Output the records. Match them exactly.
— begin RECORDS SHOWN —
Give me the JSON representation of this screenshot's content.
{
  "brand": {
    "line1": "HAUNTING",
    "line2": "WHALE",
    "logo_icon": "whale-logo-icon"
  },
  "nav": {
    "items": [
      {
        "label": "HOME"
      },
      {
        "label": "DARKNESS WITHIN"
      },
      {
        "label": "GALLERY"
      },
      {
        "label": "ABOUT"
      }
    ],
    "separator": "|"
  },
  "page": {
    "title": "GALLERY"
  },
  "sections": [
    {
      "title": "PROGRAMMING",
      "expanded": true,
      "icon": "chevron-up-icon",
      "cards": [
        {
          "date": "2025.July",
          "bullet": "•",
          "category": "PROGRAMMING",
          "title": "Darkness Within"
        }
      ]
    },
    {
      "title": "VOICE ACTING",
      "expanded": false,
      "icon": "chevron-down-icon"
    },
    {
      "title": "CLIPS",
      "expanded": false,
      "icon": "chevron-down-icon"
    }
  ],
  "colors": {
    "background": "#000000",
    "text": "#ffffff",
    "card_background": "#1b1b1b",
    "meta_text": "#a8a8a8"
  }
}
— end RECORDS SHOWN —
*PROBLEM SOLUTION*.
Give me the JSON representation of this screenshot's content.
{
  "brand": {
    "line1": "HAUNTING",
    "line2": "WHALE",
    "logo_icon": "whale-logo-icon"
  },
  "nav": {
    "items": [
      {
        "label": "HOME"
      },
      {
        "label": "DARKNESS WITHIN"
      },
      {
        "label": "GALLERY"
      },
      {
        "label": "ABOUT"
      }
    ],
    "separator": "|"
  },
  "page": {
    "title": "GALLERY"
  },
  "sections": [
    {
      "title": "PROGRAMMING",
      "expanded": true,
      "icon": "chevron-up-icon",
      "cards": [
        {
          "date": "2025.July",
          "bullet": "•",
          "category": "PROGRAMMING",
          "title": "Darkness Within"
        }
      ]
    },
    {
      "title": "VOICE ACTING",
      "expanded": false,
      "icon": "chevron-down-icon"
    },
    {
      "title": "CLIPS",
      "expanded": false,
      "icon": "chevron-down-icon"
    }
  ],
  "colors": {
    "background": "#000000",
    "text": "#ffffff",
    "card_background": "#1b1b1b",
    "meta_text": "#a8a8a8"
  }
}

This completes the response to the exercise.